Editorial Feature

Reducing & Offsetting Carbon Emissions - How to Limit Your Impact on Climate Change and Global Warming

To do your part in the fight against global warming, there are two actions you can take, now, reducing and offsetting carbon emissions.

Reduce

When you incorporate some of the easy-to-follow reduction tips, listed below, into your lifestyle, you’ll quickly begin lowering the size of your carbon footprint.

Offset

While it’s nearly impossible to reduce your carbon footprint to zero, you can offset what remains and neutralize the negative impact your life creates. By purchasing carbon offsets and renewable energy credits you’re investing in cleaner technologies that help neutralize your impact on global warming.

Tread Lightly, Leave a Smaller Footprint

No matter how many eco-conscious strategies you use, it’s virtually impossible to have zero carbon emissions. But that doesn’t mean you can’t try. The good news is, while following simple reductions strategies is great for the environment, it’s good for your wallet, too. Start saving the environment and your money by reviewing the tips shown below, or visit the links we’ve provided to help you explore your reduction opportunities even further.

**Collected material**
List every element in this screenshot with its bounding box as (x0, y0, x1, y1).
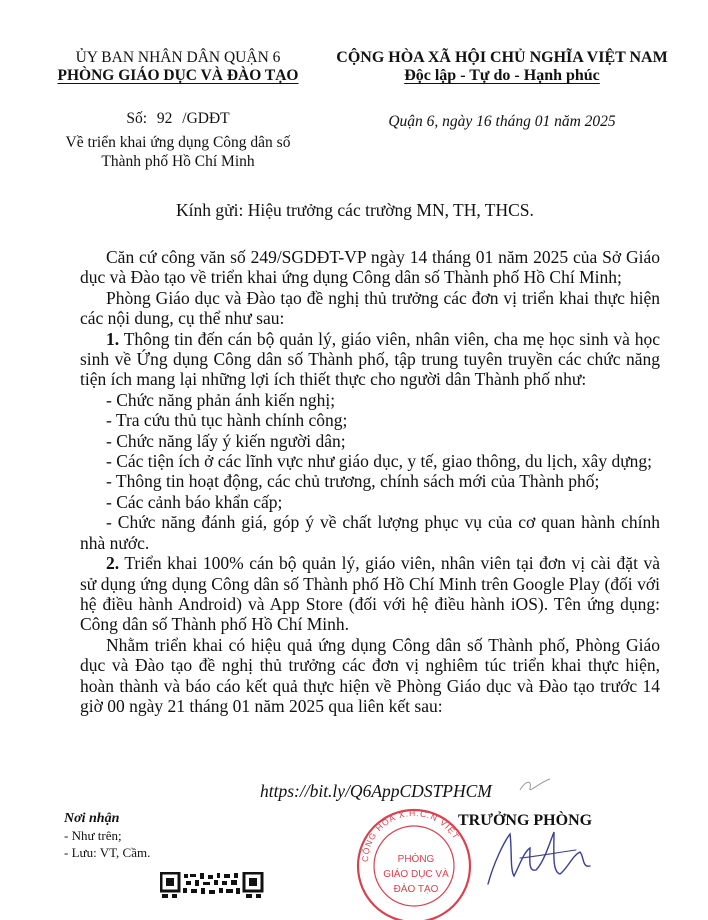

**Short exercise 1**
According to the carbon emissions text, what two actions can you take to fight global warming?
**Short exercise 2**
Write out everything in the carbon emissions text from "To do your part" down to "on global warming.", swapping "carbon footprint" for "carbon output".

**Problem solution 1**
Reducing and offsetting carbon emissions.

**Problem solution 2**
To do your part in the fight against global warming, there are two actions you can take, now, reducing and offsetting carbon emissions.

Reduce

When you incorporate some of the easy-to-follow reduction tips, listed below, into your lifestyle, you’ll quickly begin lowering the size of your carbon output.

Offset

While it’s nearly impossible to reduce your carbon output to zero, you can offset what remains and neutralize the negative impact your life creates. By purchasing carbon offsets and renewable energy credits you’re investing in cleaner technologies that help neutralize your impact on global warming.